**** Fragmento del texto ****

¿Son ustedes conscientes, queridos lectores, de que se han convertidos en esclavos digitales? La pandemia mostró la falacia de la presunta comodidad y eficacia del teletrabajo. Los que sufrieron en sus carnes y mentes el obligado «invento» de la nueva era, se percataron de que habían desaparecido las fronteras entre lo laboral y lo privado; se anuló en la práctica virtual la legal limitación de las horas de trabajo diario y de los descansos semanales; la gente se encontró con el jefe o directivo carismático atentando contra su intimidad a base de «whats up» o «e-mails» con la mayor impunidad. Y en estos momentos, la soberbia tecnológica ya ha convertido en obligatorio y necesario un artefacto, el móvil o el Smartphone, gracias al cual el panóptico que ideó el filósofo Jeremy Bentham a fines del siglo XVIII para las cárceles de la época, vigilancia total desde el anonimato total (serás vigilado en todo momento sin jamás ver a los que te vigilan) se ha difundido y entronizado en el mundo entero como el grillete vital, individual y espía que no sólo aceptamos sin rechistar sino que lo deseamos y nos entregamos a él. Aún sabiendo que no sólo es una ventana voluntaria de nuestra intimidad abierta a ojos e intereses mercantiles, políticos o sociales sino una forma sutil de esclavizarnos y estupidizarnos.

¿Saben hasta qué punto el poder de concentración necesario para un trabajo o labor determinados se ha debilitado desde la población infantil y adolescente hasta los jóvenes y adultos diigitalizados, sometidos a un stress permanente de llamadas de atención?

Esto no es un ataque cavernícola al progreso. Se reconocen sin duda las ventajas y adelantos, el enorme crecimiento en rapidez y comodidad para la obtención de datos y comunicaciones. Eso es indudable e inatacable. Lo que nos preocupa a muchos es la carencia de límites, de una ética personal y social aplicable al uso y disfrute de lo digital, pero también la garantía de que ese uso y empleo por las corporaciones, los Gobiernos y las empresas son éticamente correctos. Sin olvidar a los delincuentes particulares: la pesadilla de los «hackers» no ha hecho más que empezar).

Y falta algo más: una educación desde la enseñanza primaria que nos vaya desvinculando de la dependencia casi patológica a los móviles. Y a un mercado del entretenimiento y la comunicación que ya nos afecta desde la infancia. Necesitamos límites y normas honestas y legales que frenen el deterioro y dependencia cognitiva que promueve la «infocracia digital».

**** Extractos de registros ****

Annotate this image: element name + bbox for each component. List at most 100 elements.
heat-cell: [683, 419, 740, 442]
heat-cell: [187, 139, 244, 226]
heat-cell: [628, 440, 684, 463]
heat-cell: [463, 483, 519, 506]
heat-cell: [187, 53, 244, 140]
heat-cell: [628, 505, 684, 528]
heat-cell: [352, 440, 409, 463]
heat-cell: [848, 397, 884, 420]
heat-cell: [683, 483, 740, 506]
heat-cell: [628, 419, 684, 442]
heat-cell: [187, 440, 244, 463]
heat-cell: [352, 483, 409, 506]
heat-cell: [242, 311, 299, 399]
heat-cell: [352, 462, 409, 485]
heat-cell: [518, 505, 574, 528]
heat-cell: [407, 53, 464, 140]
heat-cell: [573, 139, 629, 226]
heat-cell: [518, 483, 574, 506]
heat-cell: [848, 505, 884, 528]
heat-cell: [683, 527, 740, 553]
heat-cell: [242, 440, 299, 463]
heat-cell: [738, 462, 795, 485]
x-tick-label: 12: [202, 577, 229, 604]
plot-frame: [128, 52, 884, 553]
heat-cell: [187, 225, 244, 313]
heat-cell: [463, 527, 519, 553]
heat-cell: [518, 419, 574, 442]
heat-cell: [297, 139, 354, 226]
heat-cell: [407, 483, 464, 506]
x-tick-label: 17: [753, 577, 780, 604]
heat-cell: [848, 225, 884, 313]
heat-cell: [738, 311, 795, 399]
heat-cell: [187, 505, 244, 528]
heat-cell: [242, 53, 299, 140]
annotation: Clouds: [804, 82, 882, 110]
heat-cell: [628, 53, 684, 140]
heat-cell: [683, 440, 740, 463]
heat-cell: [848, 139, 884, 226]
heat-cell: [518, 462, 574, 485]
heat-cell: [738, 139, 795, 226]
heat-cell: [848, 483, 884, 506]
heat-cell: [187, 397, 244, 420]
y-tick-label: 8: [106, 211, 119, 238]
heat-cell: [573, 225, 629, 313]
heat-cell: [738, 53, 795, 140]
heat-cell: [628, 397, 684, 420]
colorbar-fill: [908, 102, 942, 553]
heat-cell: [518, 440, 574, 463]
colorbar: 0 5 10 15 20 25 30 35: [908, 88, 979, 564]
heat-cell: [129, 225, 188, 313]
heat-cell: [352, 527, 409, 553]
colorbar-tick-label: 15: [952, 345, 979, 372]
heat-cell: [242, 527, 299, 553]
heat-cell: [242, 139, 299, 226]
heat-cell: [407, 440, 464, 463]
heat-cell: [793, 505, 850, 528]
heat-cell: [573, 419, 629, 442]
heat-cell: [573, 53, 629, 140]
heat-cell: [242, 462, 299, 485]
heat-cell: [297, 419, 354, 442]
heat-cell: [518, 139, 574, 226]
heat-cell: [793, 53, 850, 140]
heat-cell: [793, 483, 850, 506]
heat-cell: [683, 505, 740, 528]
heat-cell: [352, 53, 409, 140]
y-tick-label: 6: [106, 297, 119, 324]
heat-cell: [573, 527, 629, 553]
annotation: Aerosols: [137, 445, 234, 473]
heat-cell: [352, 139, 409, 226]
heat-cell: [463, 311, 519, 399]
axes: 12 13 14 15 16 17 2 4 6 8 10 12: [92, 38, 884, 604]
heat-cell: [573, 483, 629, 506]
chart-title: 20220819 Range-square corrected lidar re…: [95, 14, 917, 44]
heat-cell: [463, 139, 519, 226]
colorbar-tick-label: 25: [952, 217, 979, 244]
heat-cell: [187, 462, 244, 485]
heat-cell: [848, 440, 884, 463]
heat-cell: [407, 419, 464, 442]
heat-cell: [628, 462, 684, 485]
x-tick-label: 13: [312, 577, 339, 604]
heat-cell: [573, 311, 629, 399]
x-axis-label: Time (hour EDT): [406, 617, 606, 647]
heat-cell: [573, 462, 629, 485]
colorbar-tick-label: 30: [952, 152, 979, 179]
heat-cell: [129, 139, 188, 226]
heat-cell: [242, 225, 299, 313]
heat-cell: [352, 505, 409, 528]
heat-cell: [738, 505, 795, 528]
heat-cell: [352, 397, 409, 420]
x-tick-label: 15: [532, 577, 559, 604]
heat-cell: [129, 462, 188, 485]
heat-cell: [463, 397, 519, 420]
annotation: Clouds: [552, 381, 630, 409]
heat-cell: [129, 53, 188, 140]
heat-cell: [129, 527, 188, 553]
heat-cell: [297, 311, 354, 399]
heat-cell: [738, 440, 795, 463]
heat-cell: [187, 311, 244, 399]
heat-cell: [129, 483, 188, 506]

****

#### Conjunto de tareas
A – Reproduce literalmente el fragmento sobre la esclavitud digital desde "Esto no es un" hasta "más que empezar).", incluidas ambas partes.
B – Según el fragmento sobre la esclavitud digital, ¿quiénes deben hacer un uso y empleo de lo digital que sea éticamente correcto? Enuméralos todos.

#### Respuestas
A –
Esto no es un ataque cavernícola al progreso. Se reconocen sin duda las ventajas y adelantos, el enorme crecimiento en rapidez y comodidad para la obtención de datos y comunicaciones. Eso es indudable e inatacable. Lo que nos preocupa a muchos es la carencia de límites, de una ética personal y social aplicable al uso y disfrute de lo digital, pero también la garantía de que ese uso y empleo por las corporaciones, los Gobiernos y las empresas son éticamente correctos. Sin olvidar a los delincuentes particulares: la pesadilla de los «hackers» no ha hecho más que empezar).

B –
- Las corporaciones
- Los Gobiernos
- Las empresas